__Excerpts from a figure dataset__
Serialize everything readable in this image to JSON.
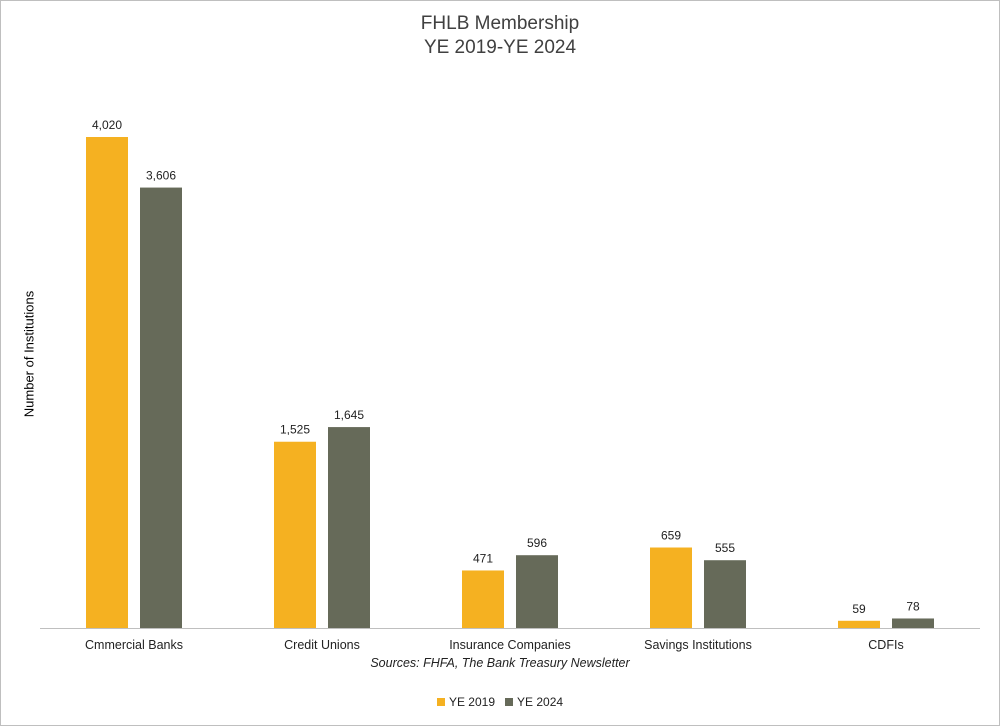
{
  "chart_data": {
    "type": "bar",
    "title": "FHLB Membership",
    "subtitle": "YE 2019-YE 2024",
    "ylabel": "Number of Institutions",
    "xlabel": "",
    "source": "Sources: FHFA, The Bank Treasury Newsletter",
    "categories": [
      "Cmmercial Banks",
      "Credit Unions",
      "Insurance Companies",
      "Savings Institutions",
      "CDFIs"
    ],
    "series": [
      {
        "name": "YE 2019",
        "values": [
          4020,
          1525,
          471,
          659,
          59
        ],
        "labels": [
          "4,020",
          "1,525",
          "471",
          "659",
          "59"
        ],
        "color": "#F5B121"
      },
      {
        "name": "YE 2024",
        "values": [
          3606,
          1645,
          596,
          555,
          78
        ],
        "labels": [
          "3,606",
          "1,645",
          "596",
          "555",
          "78"
        ],
        "color": "#666A59"
      }
    ],
    "ylim": [
      0,
      4500
    ],
    "grid": false,
    "legend_position": "bottom"
  }
}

__Task goal__
State the count of lines with the word "Institutions" in them, and write nothing else.

__Exercise answer__
2